[WHAT IS REQUIRED]
Transcribe the lines of the records verbatim, beginning at the line that contains "give bounding boxes" and ending after the line that contains "Text: F: F — [157, 77, 166, 91]", with both of those lines included.

[INPUT MATERIAL]
****************
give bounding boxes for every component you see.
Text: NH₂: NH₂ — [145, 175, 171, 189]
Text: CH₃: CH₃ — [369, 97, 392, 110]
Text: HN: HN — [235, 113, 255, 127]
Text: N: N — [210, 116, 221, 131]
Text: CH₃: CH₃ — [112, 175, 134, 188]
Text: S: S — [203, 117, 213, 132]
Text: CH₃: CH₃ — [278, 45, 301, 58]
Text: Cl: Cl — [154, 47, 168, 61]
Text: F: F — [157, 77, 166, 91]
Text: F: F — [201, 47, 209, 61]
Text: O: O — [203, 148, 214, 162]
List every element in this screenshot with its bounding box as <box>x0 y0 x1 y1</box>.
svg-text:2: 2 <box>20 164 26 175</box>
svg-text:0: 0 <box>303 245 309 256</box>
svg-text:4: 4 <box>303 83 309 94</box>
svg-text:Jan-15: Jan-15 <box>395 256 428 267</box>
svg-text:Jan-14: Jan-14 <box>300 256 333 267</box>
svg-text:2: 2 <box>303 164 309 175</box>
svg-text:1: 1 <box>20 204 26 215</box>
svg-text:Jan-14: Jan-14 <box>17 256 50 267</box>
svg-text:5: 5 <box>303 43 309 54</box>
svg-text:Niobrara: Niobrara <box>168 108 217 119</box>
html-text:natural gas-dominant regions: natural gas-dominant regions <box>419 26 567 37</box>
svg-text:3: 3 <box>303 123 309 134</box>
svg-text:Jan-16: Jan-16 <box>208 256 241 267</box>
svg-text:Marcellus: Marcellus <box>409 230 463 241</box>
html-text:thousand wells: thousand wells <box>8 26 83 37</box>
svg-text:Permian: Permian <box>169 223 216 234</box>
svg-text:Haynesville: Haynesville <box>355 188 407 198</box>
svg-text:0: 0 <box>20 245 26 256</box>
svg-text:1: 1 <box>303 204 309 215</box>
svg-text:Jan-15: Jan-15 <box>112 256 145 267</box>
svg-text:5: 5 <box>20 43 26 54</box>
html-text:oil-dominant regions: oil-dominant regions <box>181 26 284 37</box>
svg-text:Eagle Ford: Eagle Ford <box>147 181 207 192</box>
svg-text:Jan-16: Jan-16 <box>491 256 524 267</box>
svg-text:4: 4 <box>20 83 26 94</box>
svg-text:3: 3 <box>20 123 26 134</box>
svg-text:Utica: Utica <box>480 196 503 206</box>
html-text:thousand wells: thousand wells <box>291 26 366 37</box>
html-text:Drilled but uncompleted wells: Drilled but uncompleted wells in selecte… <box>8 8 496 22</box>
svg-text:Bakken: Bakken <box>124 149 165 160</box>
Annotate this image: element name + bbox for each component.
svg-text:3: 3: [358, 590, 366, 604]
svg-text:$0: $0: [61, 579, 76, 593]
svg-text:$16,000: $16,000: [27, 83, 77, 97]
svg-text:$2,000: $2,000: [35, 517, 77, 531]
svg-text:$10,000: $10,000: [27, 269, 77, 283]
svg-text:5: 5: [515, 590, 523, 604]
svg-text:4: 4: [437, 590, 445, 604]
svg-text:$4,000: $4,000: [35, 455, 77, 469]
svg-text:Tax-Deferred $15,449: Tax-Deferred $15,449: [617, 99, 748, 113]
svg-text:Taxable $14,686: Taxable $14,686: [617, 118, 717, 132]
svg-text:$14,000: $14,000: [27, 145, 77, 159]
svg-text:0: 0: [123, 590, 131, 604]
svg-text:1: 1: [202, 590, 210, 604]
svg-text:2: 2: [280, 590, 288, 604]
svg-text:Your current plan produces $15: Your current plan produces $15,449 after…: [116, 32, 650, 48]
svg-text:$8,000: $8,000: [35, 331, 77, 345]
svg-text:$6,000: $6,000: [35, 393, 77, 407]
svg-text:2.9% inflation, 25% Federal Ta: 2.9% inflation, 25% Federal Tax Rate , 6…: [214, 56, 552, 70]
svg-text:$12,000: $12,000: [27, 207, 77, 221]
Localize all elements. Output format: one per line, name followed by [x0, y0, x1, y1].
****************
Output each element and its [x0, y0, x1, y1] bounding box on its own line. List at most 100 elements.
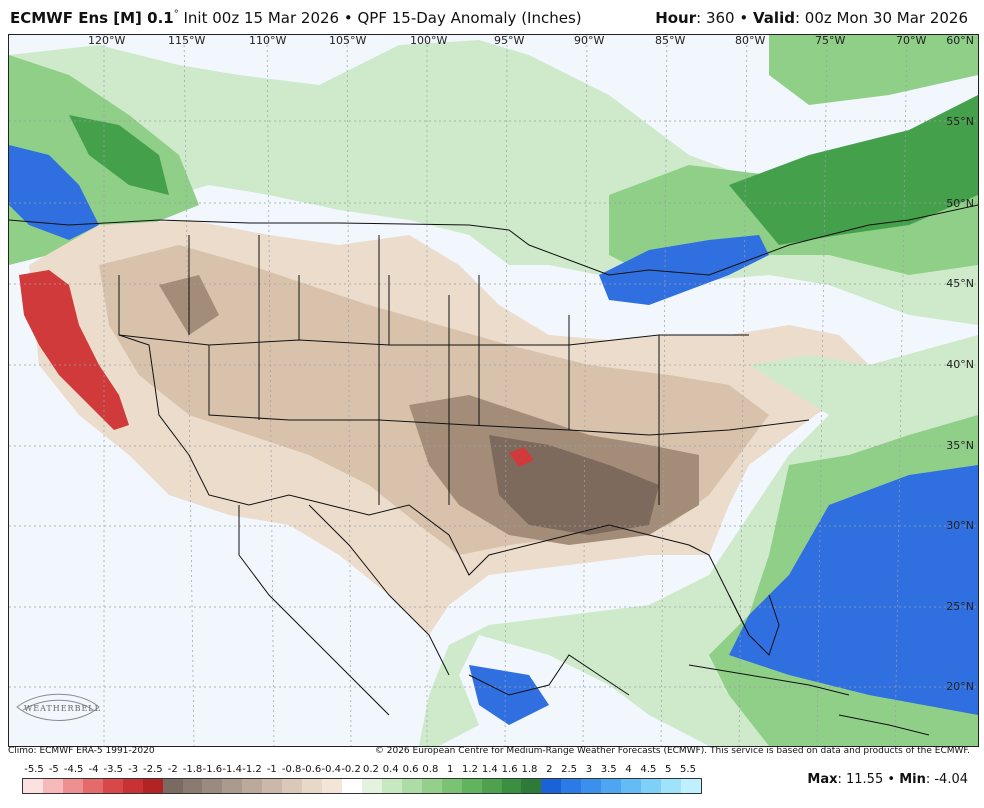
****************
[REPLY TO THE TASK]
give bounding boxes for every component you see.
Text: NH₂: NH₂ — [145, 175, 171, 189]
Text: CH₃: CH₃ — [369, 97, 392, 110]
Text: HN: HN — [235, 113, 255, 127]
Text: N: N — [210, 116, 221, 131]
Text: CH₃: CH₃ — [112, 175, 134, 188]
Text: S: S — [203, 117, 213, 132]
Text: CH₃: CH₃ — [278, 45, 301, 58]
Text: Cl: Cl — [154, 47, 168, 61]
Text: F: F — [157, 77, 166, 91]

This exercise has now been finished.